### Exercise description
Could you transcribe the material below exactly, without leaving out a single line?

═══ Information given

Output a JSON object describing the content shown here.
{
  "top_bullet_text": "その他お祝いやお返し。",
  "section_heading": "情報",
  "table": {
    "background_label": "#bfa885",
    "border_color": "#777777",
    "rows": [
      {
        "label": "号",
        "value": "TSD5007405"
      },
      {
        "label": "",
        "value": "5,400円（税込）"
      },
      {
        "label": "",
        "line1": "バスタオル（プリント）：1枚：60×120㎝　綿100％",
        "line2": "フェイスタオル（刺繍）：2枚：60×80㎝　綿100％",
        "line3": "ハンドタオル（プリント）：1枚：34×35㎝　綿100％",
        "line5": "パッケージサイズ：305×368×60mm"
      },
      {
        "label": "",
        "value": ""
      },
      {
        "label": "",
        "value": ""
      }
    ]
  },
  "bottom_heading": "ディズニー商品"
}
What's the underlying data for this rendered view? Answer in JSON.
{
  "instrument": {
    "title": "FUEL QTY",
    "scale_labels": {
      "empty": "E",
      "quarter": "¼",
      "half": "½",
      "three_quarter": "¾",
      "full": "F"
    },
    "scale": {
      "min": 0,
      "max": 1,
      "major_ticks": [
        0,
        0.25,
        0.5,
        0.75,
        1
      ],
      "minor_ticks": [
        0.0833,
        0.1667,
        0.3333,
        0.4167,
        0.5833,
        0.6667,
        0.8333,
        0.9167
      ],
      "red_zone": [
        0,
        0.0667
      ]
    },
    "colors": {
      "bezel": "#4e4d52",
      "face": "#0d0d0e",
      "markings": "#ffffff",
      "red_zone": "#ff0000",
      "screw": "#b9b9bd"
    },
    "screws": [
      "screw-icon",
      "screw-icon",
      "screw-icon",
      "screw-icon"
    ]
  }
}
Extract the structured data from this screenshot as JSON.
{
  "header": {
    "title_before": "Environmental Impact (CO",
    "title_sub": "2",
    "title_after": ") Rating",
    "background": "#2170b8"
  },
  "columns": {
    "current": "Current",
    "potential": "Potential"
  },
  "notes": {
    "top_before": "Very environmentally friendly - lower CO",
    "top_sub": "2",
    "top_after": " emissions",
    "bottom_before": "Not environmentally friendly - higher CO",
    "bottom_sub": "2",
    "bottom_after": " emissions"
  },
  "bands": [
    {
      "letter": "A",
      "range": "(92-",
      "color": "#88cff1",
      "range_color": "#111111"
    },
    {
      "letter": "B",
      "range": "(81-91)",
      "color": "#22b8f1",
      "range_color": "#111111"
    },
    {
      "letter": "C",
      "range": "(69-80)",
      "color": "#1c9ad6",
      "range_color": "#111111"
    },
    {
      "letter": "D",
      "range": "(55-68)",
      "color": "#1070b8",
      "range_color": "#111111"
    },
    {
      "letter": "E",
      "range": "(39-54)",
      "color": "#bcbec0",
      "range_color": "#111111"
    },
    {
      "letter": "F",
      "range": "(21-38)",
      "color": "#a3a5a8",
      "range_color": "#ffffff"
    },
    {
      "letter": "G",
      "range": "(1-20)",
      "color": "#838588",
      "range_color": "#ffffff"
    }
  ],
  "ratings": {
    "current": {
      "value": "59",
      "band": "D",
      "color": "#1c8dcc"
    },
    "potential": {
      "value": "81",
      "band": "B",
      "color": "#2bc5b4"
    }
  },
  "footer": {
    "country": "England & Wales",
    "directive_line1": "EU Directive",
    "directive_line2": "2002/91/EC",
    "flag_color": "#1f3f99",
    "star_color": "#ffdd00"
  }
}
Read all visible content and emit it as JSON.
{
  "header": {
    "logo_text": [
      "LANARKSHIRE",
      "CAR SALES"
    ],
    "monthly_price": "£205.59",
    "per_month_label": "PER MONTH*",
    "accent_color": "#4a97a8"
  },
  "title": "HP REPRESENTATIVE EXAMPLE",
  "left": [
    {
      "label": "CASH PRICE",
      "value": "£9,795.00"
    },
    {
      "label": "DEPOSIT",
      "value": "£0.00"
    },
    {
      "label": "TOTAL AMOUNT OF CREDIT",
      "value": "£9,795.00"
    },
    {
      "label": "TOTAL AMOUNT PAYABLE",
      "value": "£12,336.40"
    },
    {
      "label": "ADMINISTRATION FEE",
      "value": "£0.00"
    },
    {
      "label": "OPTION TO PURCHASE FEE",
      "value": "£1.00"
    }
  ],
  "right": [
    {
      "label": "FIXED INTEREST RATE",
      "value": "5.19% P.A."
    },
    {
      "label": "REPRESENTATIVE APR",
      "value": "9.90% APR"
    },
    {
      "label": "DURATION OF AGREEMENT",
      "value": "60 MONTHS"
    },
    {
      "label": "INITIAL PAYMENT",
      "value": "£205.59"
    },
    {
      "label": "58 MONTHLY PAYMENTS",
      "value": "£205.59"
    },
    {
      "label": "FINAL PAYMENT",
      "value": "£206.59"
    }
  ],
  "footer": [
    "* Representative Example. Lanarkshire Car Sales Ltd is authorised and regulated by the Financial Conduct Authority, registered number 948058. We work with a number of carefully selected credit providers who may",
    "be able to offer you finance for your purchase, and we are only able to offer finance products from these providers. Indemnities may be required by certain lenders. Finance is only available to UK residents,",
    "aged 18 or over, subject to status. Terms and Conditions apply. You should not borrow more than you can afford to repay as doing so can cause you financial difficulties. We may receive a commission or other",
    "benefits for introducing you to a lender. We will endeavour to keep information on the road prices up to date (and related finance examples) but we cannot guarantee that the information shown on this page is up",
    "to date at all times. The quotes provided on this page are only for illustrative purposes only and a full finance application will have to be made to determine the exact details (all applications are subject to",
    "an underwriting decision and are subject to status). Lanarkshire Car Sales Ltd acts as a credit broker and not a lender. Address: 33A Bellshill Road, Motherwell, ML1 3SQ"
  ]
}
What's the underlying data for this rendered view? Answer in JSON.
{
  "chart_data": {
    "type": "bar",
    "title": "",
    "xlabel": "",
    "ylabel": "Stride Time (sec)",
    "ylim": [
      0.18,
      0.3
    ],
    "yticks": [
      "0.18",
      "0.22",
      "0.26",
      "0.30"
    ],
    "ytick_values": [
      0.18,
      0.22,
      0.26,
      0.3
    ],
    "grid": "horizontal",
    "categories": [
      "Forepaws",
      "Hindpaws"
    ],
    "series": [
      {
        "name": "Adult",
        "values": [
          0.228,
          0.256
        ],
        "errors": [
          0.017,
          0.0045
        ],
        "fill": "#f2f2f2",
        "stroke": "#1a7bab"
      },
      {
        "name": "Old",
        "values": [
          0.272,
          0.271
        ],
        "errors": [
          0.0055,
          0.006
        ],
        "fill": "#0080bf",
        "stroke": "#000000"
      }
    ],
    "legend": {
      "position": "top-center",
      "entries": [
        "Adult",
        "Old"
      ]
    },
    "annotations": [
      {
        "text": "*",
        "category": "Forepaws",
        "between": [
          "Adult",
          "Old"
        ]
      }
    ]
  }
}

══════

### Answer for this exercise
Output a JSON object describing the content shown here.
{
  "top_bullet_text": "その他お祝いやお返し。",
  "section_heading": "情報",
  "table": {
    "background_label": "#bfa885",
    "border_color": "#777777",
    "rows": [
      {
        "label": "号",
        "value": "TSD5007405"
      },
      {
        "label": "",
        "value": "5,400円（税込）"
      },
      {
        "label": "",
        "line1": "バスタオル（プリント）：1枚：60×120㎝　綿100％",
        "line2": "フェイスタオル（刺繍）：2枚：60×80㎝　綿100％",
        "line3": "ハンドタオル（プリント）：1枚：34×35㎝　綿100％",
        "line5": "パッケージサイズ：305×368×60mm"
      },
      {
        "label": "",
        "value": ""
      },
      {
        "label": "",
        "value": ""
      }
    ]
  },
  "bottom_heading": "ディズニー商品"
}
What's the underlying data for this rendered view? Answer in JSON.
{
  "instrument": {
    "title": "FUEL QTY",
    "scale_labels": {
      "empty": "E",
      "quarter": "¼",
      "half": "½",
      "three_quarter": "¾",
      "full": "F"
    },
    "scale": {
      "min": 0,
      "max": 1,
      "major_ticks": [
        0,
        0.25,
        0.5,
        0.75,
        1
      ],
      "minor_ticks": [
        0.0833,
        0.1667,
        0.3333,
        0.4167,
        0.5833,
        0.6667,
        0.8333,
        0.9167
      ],
      "red_zone": [
        0,
        0.0667
      ]
    },
    "colors": {
      "bezel": "#4e4d52",
      "face": "#0d0d0e",
      "markings": "#ffffff",
      "red_zone": "#ff0000",
      "screw": "#b9b9bd"
    },
    "screws": [
      "screw-icon",
      "screw-icon",
      "screw-icon",
      "screw-icon"
    ]
  }
}
Extract the structured data from this screenshot as JSON.
{
  "header": {
    "title_before": "Environmental Impact (CO",
    "title_sub": "2",
    "title_after": ") Rating",
    "background": "#2170b8"
  },
  "columns": {
    "current": "Current",
    "potential": "Potential"
  },
  "notes": {
    "top_before": "Very environmentally friendly - lower CO",
    "top_sub": "2",
    "top_after": " emissions",
    "bottom_before": "Not environmentally friendly - higher CO",
    "bottom_sub": "2",
    "bottom_after": " emissions"
  },
  "bands": [
    {
      "letter": "A",
      "range": "(92-",
      "color": "#88cff1",
      "range_color": "#111111"
    },
    {
      "letter": "B",
      "range": "(81-91)",
      "color": "#22b8f1",
      "range_color": "#111111"
    },
    {
      "letter": "C",
      "range": "(69-80)",
      "color": "#1c9ad6",
      "range_color": "#111111"
    },
    {
      "letter": "D",
      "range": "(55-68)",
      "color": "#1070b8",
      "range_color": "#111111"
    },
    {
      "letter": "E",
      "range": "(39-54)",
      "color": "#bcbec0",
      "range_color": "#111111"
    },
    {
      "letter": "F",
      "range": "(21-38)",
      "color": "#a3a5a8",
      "range_color": "#ffffff"
    },
    {
      "letter": "G",
      "range": "(1-20)",
      "color": "#838588",
      "range_color": "#ffffff"
    }
  ],
  "ratings": {
    "current": {
      "value": "59",
      "band": "D",
      "color": "#1c8dcc"
    },
    "potential": {
      "value": "81",
      "band": "B",
      "color": "#2bc5b4"
    }
  },
  "footer": {
    "country": "England & Wales",
    "directive_line1": "EU Directive",
    "directive_line2": "2002/91/EC",
    "flag_color": "#1f3f99",
    "star_color": "#ffdd00"
  }
}
Read all visible content and emit it as JSON.
{
  "header": {
    "logo_text": [
      "LANARKSHIRE",
      "CAR SALES"
    ],
    "monthly_price": "£205.59",
    "per_month_label": "PER MONTH*",
    "accent_color": "#4a97a8"
  },
  "title": "HP REPRESENTATIVE EXAMPLE",
  "left": [
    {
      "label": "CASH PRICE",
      "value": "£9,795.00"
    },
    {
      "label": "DEPOSIT",
      "value": "£0.00"
    },
    {
      "label": "TOTAL AMOUNT OF CREDIT",
      "value": "£9,795.00"
    },
    {
      "label": "TOTAL AMOUNT PAYABLE",
      "value": "£12,336.40"
    },
    {
      "label": "ADMINISTRATION FEE",
      "value": "£0.00"
    },
    {
      "label": "OPTION TO PURCHASE FEE",
      "value": "£1.00"
    }
  ],
  "right": [
    {
      "label": "FIXED INTEREST RATE",
      "value": "5.19% P.A."
    },
    {
      "label": "REPRESENTATIVE APR",
      "value": "9.90% APR"
    },
    {
      "label": "DURATION OF AGREEMENT",
      "value": "60 MONTHS"
    },
    {
      "label": "INITIAL PAYMENT",
      "value": "£205.59"
    },
    {
      "label": "58 MONTHLY PAYMENTS",
      "value": "£205.59"
    },
    {
      "label": "FINAL PAYMENT",
      "value": "£206.59"
    }
  ],
  "footer": [
    "* Representative Example. Lanarkshire Car Sales Ltd is authorised and regulated by the Financial Conduct Authority, registered number 948058. We work with a number of carefully selected credit providers who may",
    "be able to offer you finance for your purchase, and we are only able to offer finance products from these providers. Indemnities may be required by certain lenders. Finance is only available to UK residents,",
    "aged 18 or over, subject to status. Terms and Conditions apply. You should not borrow more than you can afford to repay as doing so can cause you financial difficulties. We may receive a commission or other",
    "benefits for introducing you to a lender. We will endeavour to keep information on the road prices up to date (and related finance examples) but we cannot guarantee that the information shown on this page is up",
    "to date at all times. The quotes provided on this page are only for illustrative purposes only and a full finance application will have to be made to determine the exact details (all applications are subject to",
    "an underwriting decision and are subject to status). Lanarkshire Car Sales Ltd acts as a credit broker and not a lender. Address: 33A Bellshill Road, Motherwell, ML1 3SQ"
  ]
}
What's the underlying data for this rendered view? Answer in JSON.
{
  "chart_data": {
    "type": "bar",
    "title": "",
    "xlabel": "",
    "ylabel": "Stride Time (sec)",
    "ylim": [
      0.18,
      0.3
    ],
    "yticks": [
      "0.18",
      "0.22",
      "0.26",
      "0.30"
    ],
    "ytick_values": [
      0.18,
      0.22,
      0.26,
      0.3
    ],
    "grid": "horizontal",
    "categories": [
      "Forepaws",
      "Hindpaws"
    ],
    "series": [
      {
        "name": "Adult",
        "values": [
          0.228,
          0.256
        ],
        "errors": [
          0.017,
          0.0045
        ],
        "fill": "#f2f2f2",
        "stroke": "#1a7bab"
      },
      {
        "name": "Old",
        "values": [
          0.272,
          0.271
        ],
        "errors": [
          0.0055,
          0.006
        ],
        "fill": "#0080bf",
        "stroke": "#000000"
      }
    ],
    "legend": {
      "position": "top-center",
      "entries": [
        "Adult",
        "Old"
      ]
    },
    "annotations": [
      {
        "text": "*",
        "category": "Forepaws",
        "between": [
          "Adult",
          "Old"
        ]
      }
    ]
  }
}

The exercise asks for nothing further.